→ A run of records:
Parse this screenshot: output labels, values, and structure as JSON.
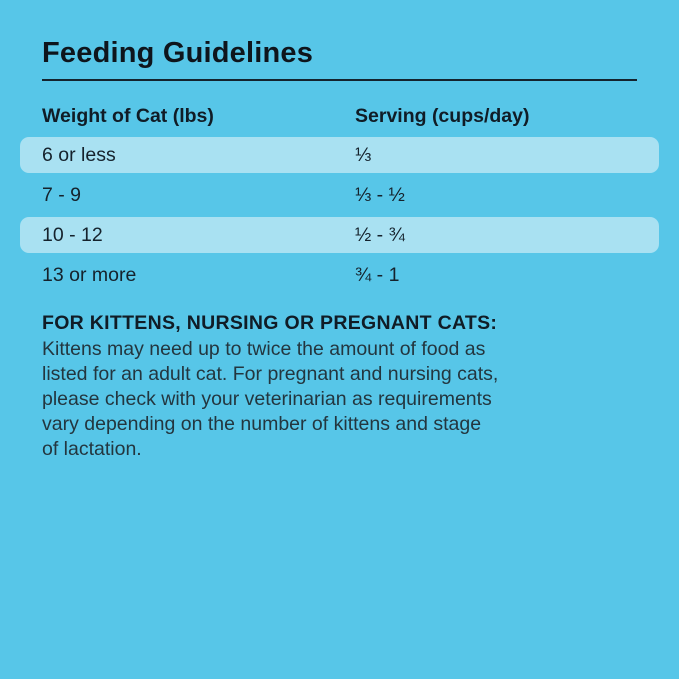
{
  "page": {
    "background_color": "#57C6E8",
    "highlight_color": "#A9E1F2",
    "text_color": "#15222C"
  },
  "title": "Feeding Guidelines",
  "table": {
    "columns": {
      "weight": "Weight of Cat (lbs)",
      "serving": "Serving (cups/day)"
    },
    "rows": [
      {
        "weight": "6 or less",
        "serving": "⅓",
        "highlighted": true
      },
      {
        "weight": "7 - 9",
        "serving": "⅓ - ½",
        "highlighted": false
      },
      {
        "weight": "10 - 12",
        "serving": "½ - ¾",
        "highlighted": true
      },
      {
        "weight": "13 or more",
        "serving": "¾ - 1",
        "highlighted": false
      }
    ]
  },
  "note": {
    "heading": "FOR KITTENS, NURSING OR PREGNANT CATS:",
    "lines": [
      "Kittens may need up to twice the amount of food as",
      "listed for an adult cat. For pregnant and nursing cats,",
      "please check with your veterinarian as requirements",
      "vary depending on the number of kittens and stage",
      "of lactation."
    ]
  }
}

→ Problem to solve:
Scan the material above. Copy each line that holds the word "serving".

→ Problem solution:
      "serving": "Serving (cups/day)"
        "serving": "⅓",
        "serving": "⅓ - ½",
        "serving": "½ - ¾",
        "serving": "¾ - 1",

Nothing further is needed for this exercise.